- [DATA FOR THE TASK]:

============================================================

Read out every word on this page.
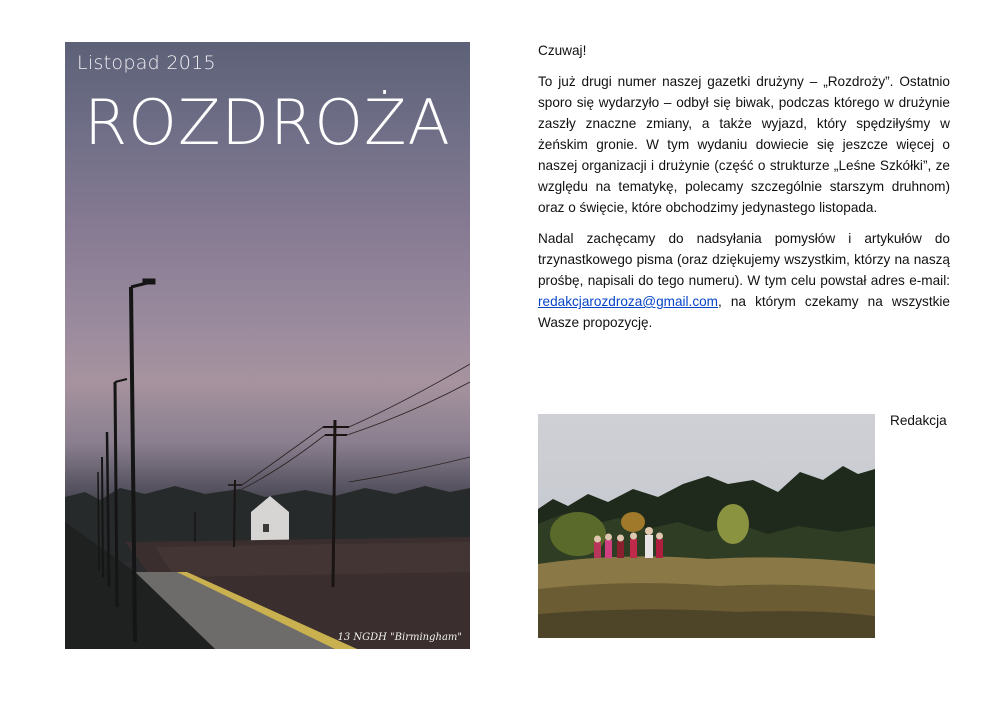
Listopad 2015
ROZDROŻA
13 NGDH "Birmingham"

Czuwaj!

To już drugi numer naszej gazetki drużyny – „Rozdroży”. Ostatnio sporo się wydarzyło – odbył się biwak, podczas którego w drużynie zaszły znaczne zmiany, a także wyjazd, który spędziłyśmy w żeńskim gronie. W tym wydaniu dowiecie się jeszcze więcej o naszej organizacji i drużynie (część o strukturze „Leśne Szkółki”, ze względu na tematykę, polecamy szczególnie starszym druhnom) oraz o święcie, które obchodzimy jedynastego listopada.

Nadal zachęcamy do nadsyłania pomysłów i artykułów do trzynastkowego pisma (oraz dziękujemy wszystkim, którzy na naszą prośbę, napisali do tego numeru). W tym celu powstał adres e-mail: redakcjarozdroza@gmail.com, na którym czekamy na wszystkie Wasze propozycję.

Redakcja
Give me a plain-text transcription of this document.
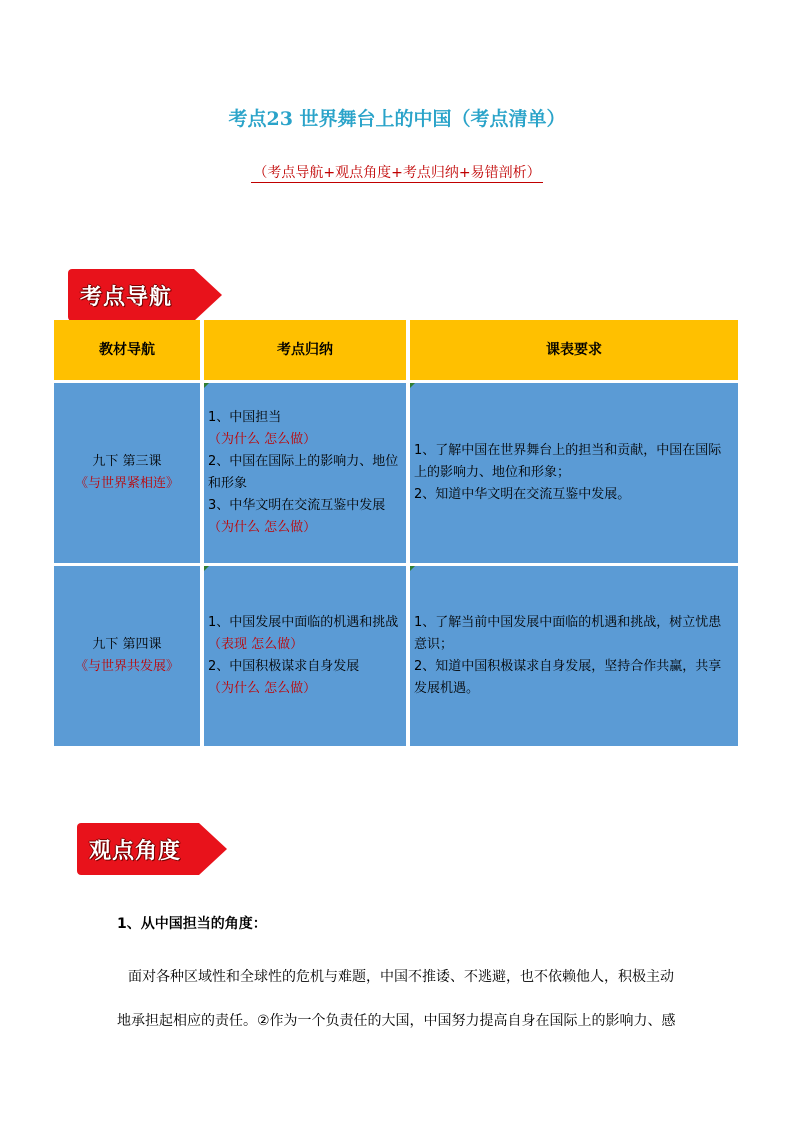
考点23 世界舞台上的中国（考点清单）
（考点导航+观点角度+考点归纳+易错剖析）
考点导航
教材导航	考点归纳	课表要求
九下 第三课
《与世界紧相连》
1、中国担当
（为什么 怎么做）
2、中国在国际上的影响力、地位和形象
3、中华文明在交流互鉴中发展
（为什么 怎么做）
1、了解中国在世界舞台上的担当和贡献，中国在国际上的影响力、地位和形象；
2、知道中华文明在交流互鉴中发展。
九下 第四课
《与世界共发展》
1、中国发展中面临的机遇和挑战
（表现 怎么做）
2、中国积极谋求自身发展
（为什么 怎么做）
1、了解当前中国发展中面临的机遇和挑战，树立忧患意识；
2、知道中国积极谋求自身发展，坚持合作共赢，共享发展机遇。
观点角度
1、从中国担当的角度：
面对各种区域性和全球性的危机与难题，中国不推诿、不逃避，也不依赖他人，积极主动
地承担起相应的责任。②作为一个负责任的大国，中国努力提高自身在国际上的影响力、感
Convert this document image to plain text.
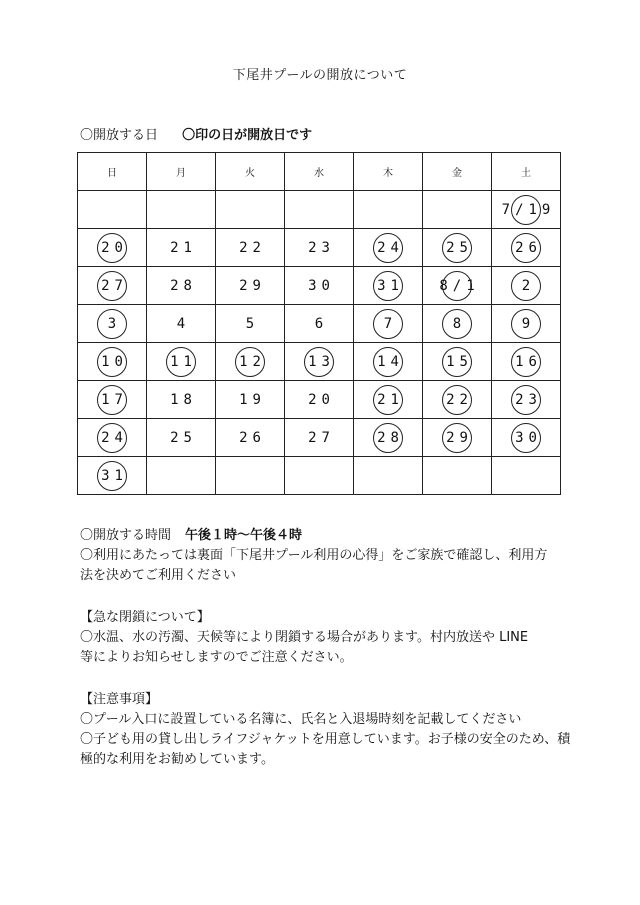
下尾井プールの開放について
〇開放する日 〇印の日が開放日です
日	月	火	水	木	金	土
						7/19

20	21	22	23	24	25	26

27	28	29	30	31	8/1	2

3	4	5	6	7	8	9

10	11	12	13	14	15	16

17	18	19	20	21	22	23

24	25	26	27	28	29	30

31

〇開放する時間 午後１時～午後４時
〇利用にあたっては裏面「下尾井プール利用の心得」をご家族で確認し、利用方
法を決めてご利用ください
【急な閉鎖について】
〇水温、水の汚濁、天候等により閉鎖する場合があります。村内放送や LINE
等によりお知らせしますのでご注意ください。
【注意事項】
〇プール入口に設置している名簿に、氏名と入退場時刻を記載してください
〇子ども用の貸し出しライフジャケットを用意しています。お子様の安全のため、積
極的な利用をお勧めしています。
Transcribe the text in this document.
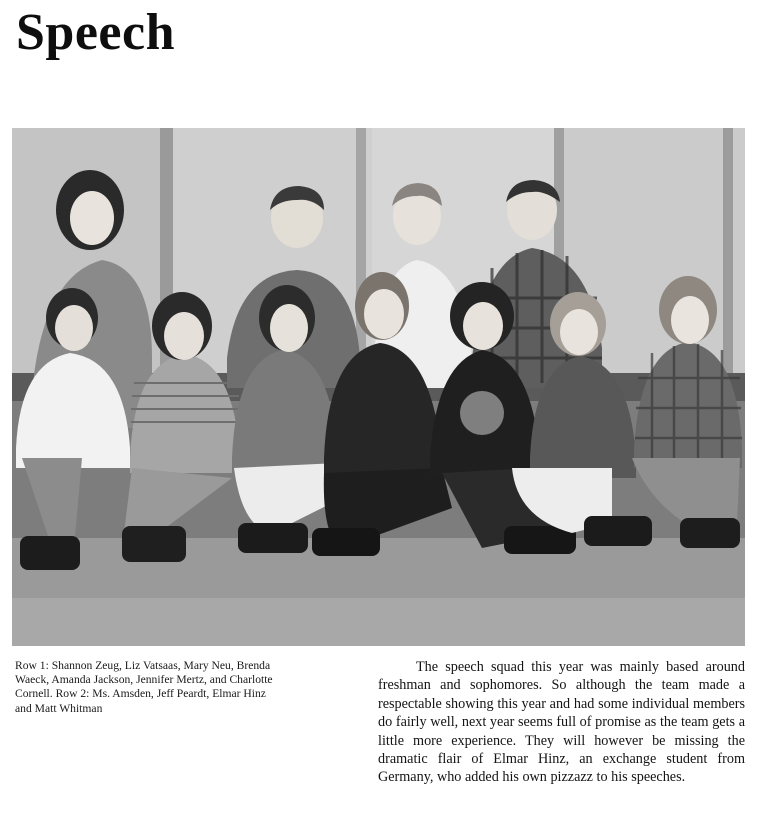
Speech

Row 1: Shannon Zeug, Liz Vatsaas, Mary Neu, Brenda Waeck, Amanda Jackson, Jennifer Mertz, and Charlotte Cornell. Row 2: Ms. Amsden, Jeff Peardt, Elmar Hinz and Matt Whitman

The speech squad this year was mainly based around freshman and sophomores. So although the team made a respectable showing this year and had some individual members do fairly well, next year seems full of promise as the team gets a little more experience. They will however be missing the dramatic flair of Elmar Hinz, an exchange student from Germany, who added his own pizzazz to his speeches.
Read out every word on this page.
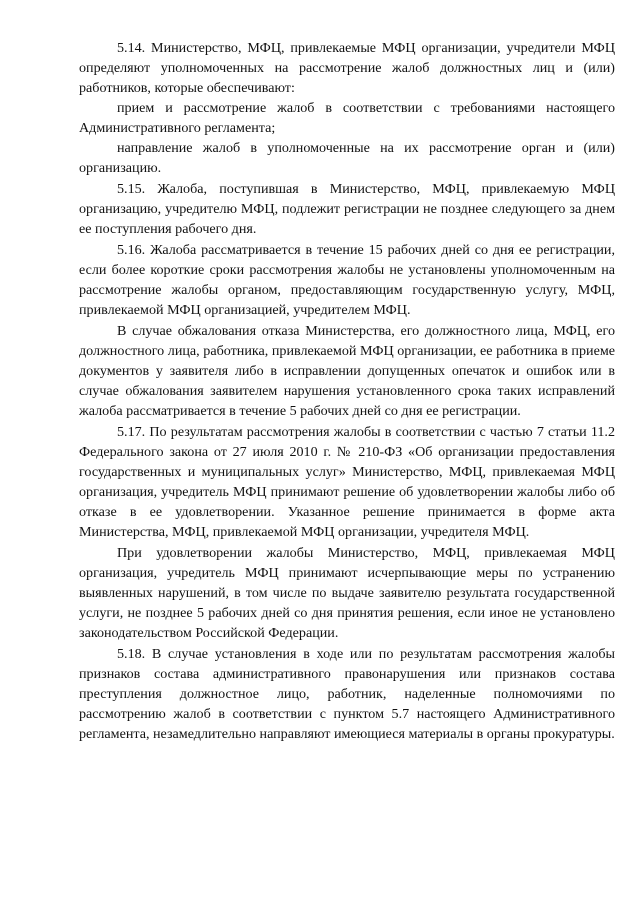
5.14. Министерство, МФЦ, привлекаемые МФЦ организации, учредители МФЦ определяют уполномоченных на рассмотрение жалоб должностных лиц и (или) работников, которые обеспечивают:

прием и рассмотрение жалоб в соответствии с требованиями настоящего Административного регламента;

направление жалоб в уполномоченные на их рассмотрение орган и (или) организацию.

5.15. Жалоба, поступившая в Министерство, МФЦ, привлекаемую МФЦ организацию, учредителю МФЦ, подлежит регистрации не позднее следующего за днем ее поступления рабочего дня.

5.16. Жалоба рассматривается в течение 15 рабочих дней со дня ее регистрации, если более короткие сроки рассмотрения жалобы не установлены уполномоченным на рассмотрение жалобы органом, предоставляющим государственную услугу, МФЦ, привлекаемой МФЦ организацией, учредителем МФЦ.

В случае обжалования отказа Министерства, его должностного лица, МФЦ, его должностного лица, работника, привлекаемой МФЦ организации, ее работника в приеме документов у заявителя либо в исправлении допущенных опечаток и ошибок или в случае обжалования заявителем нарушения установленного срока таких исправлений жалоба рассматривается в течение 5 рабочих дней со дня ее регистрации.

5.17. По результатам рассмотрения жалобы в соответствии с частью 7 статьи 11.2 Федерального закона от 27 июля 2010 г. № 210-ФЗ «Об организации предоставления государственных и муниципальных услуг» Министерство, МФЦ, привлекаемая МФЦ организация, учредитель МФЦ принимают решение об удовлетворении жалобы либо об отказе в ее удовлетворении. Указанное решение принимается в форме акта Министерства, МФЦ, привлекаемой МФЦ организации, учредителя МФЦ.

При удовлетворении жалобы Министерство, МФЦ, привлекаемая МФЦ организация, учредитель МФЦ принимают исчерпывающие меры по устранению выявленных нарушений, в том числе по выдаче заявителю результата государственной услуги, не позднее 5 рабочих дней со дня принятия решения, если иное не установлено законодательством Российской Федерации.

5.18. В случае установления в ходе или по результатам рассмотрения жалобы признаков состава административного правонарушения или признаков состава преступления должностное лицо, работник, наделенные полномочиями по рассмотрению жалоб в соответствии с пунктом 5.7 настоящего Административного регламента, незамедлительно направляют имеющиеся материалы в органы прокуратуры.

============================================================

- [PROBLEM DESCRIPTION]: Print all the records again exactly; do not include any picture.

- [TASK SOLUTION]:
Read out every word on this page.
Listopad 2015
ROZDROŻA
13 NGDH "Birmingham"

Czuwaj!

To już drugi numer naszej gazetki drużyny – „Rozdroży”. Ostatnio sporo się wydarzyło – odbył się biwak, podczas którego w drużynie zaszły znaczne zmiany, a także wyjazd, który spędziłyśmy w żeńskim gronie. W tym wydaniu dowiecie się jeszcze więcej o naszej organizacji i drużynie (część o strukturze „Leśne Szkółki”, ze względu na tematykę, polecamy szczególnie starszym druhnom) oraz o święcie, które obchodzimy jedynastego listopada.

Nadal zachęcamy do nadsyłania pomysłów i artykułów do trzynastkowego pisma (oraz dziękujemy wszystkim, którzy na naszą prośbę, napisali do tego numeru). W tym celu powstał adres e-mail: redakcjarozdroza@gmail.com, na którym czekamy na wszystkie Wasze propozycję.

Redakcja
Give me a plain-text transcription of this document.
考点23 世界舞台上的中国（考点清单）
（考点导航+观点角度+考点归纳+易错剖析）
考点导航
教材导航	考点归纳	课表要求
九下 第三课
《与世界紧相连》
1、中国担当
（为什么 怎么做）
2、中国在国际上的影响力、地位和形象
3、中华文明在交流互鉴中发展
（为什么 怎么做）
1、了解中国在世界舞台上的担当和贡献，中国在国际上的影响力、地位和形象；
2、知道中华文明在交流互鉴中发展。
九下 第四课
《与世界共发展》
1、中国发展中面临的机遇和挑战
（表现 怎么做）
2、中国积极谋求自身发展
（为什么 怎么做）
1、了解当前中国发展中面临的机遇和挑战，树立忧患意识；
2、知道中国积极谋求自身发展，坚持合作共赢，共享发展机遇。
观点角度
1、从中国担当的角度：
面对各种区域性和全球性的危机与难题，中国不推诿、不逃避，也不依赖他人，积极主动
地承担起相应的责任。②作为一个负责任的大国，中国努力提高自身在国际上的影响力、感
Convert this document image to plain text.
下尾井プールの開放について
〇開放する日 〇印の日が開放日です
日	月	火	水	木	金	土
						7/19

20	21	22	23	24	25	26

27	28	29	30	31	8/1	2

3	4	5	6	7	8	9

10	11	12	13	14	15	16

17	18	19	20	21	22	23

24	25	26	27	28	29	30

31

〇開放する時間 午後１時～午後４時
〇利用にあたっては裏面「下尾井プール利用の心得」をご家族で確認し、利用方
法を決めてご利用ください
【急な閉鎖について】
〇水温、水の汚濁、天候等により閉鎖する場合があります。村内放送や LINE
等によりお知らせしますのでご注意ください。
【注意事項】
〇プール入口に設置している名簿に、氏名と入退場時刻を記載してください
〇子ども用の貸し出しライフジャケットを用意しています。お子様の安全のため、積
極的な利用をお勧めしています。
Transcribe the text in this document.
Speech

Row 1: Shannon Zeug, Liz Vatsaas, Mary Neu, Brenda Waeck, Amanda Jackson, Jennifer Mertz, and Charlotte Cornell. Row 2: Ms. Amsden, Jeff Peardt, Elmar Hinz and Matt Whitman

The speech squad this year was mainly based around freshman and sophomores. So although the team made a respectable showing this year and had some individual members do fairly well, next year seems full of promise as the team gets a little more experience. They will however be missing the dramatic flair of Elmar Hinz, an exchange student from Germany, who added his own pizzazz to his speeches.
Read out every word on this page.
5.14. Министерство, МФЦ, привлекаемые МФЦ организации, учредители МФЦ определяют уполномоченных на рассмотрение жалоб должностных лиц и (или) работников, которые обеспечивают:

прием и рассмотрение жалоб в соответствии с требованиями настоящего Административного регламента;

направление жалоб в уполномоченные на их рассмотрение орган и (или) организацию.

5.15. Жалоба, поступившая в Министерство, МФЦ, привлекаемую МФЦ организацию, учредителю МФЦ, подлежит регистрации не позднее следующего за днем ее поступления рабочего дня.

5.16. Жалоба рассматривается в течение 15 рабочих дней со дня ее регистрации, если более короткие сроки рассмотрения жалобы не установлены уполномоченным на рассмотрение жалобы органом, предоставляющим государственную услугу, МФЦ, привлекаемой МФЦ организацией, учредителем МФЦ.

В случае обжалования отказа Министерства, его должностного лица, МФЦ, его должностного лица, работника, привлекаемой МФЦ организации, ее работника в приеме документов у заявителя либо в исправлении допущенных опечаток и ошибок или в случае обжалования заявителем нарушения установленного срока таких исправлений жалоба рассматривается в течение 5 рабочих дней со дня ее регистрации.

5.17. По результатам рассмотрения жалобы в соответствии с частью 7 статьи 11.2 Федерального закона от 27 июля 2010 г. № 210-ФЗ «Об организации предоставления государственных и муниципальных услуг» Министерство, МФЦ, привлекаемая МФЦ организация, учредитель МФЦ принимают решение об удовлетворении жалобы либо об отказе в ее удовлетворении. Указанное решение принимается в форме акта Министерства, МФЦ, привлекаемой МФЦ организации, учредителя МФЦ.

При удовлетворении жалобы Министерство, МФЦ, привлекаемая МФЦ организация, учредитель МФЦ принимают исчерпывающие меры по устранению выявленных нарушений, в том числе по выдаче заявителю результата государственной услуги, не позднее 5 рабочих дней со дня принятия решения, если иное не установлено законодательством Российской Федерации.

5.18. В случае установления в ходе или по результатам рассмотрения жалобы признаков состава административного правонарушения или признаков состава преступления должностное лицо, работник, наделенные полномочиями по рассмотрению жалоб в соответствии с пунктом 5.7 настоящего Административного регламента, незамедлительно направляют имеющиеся материалы в органы прокуратуры.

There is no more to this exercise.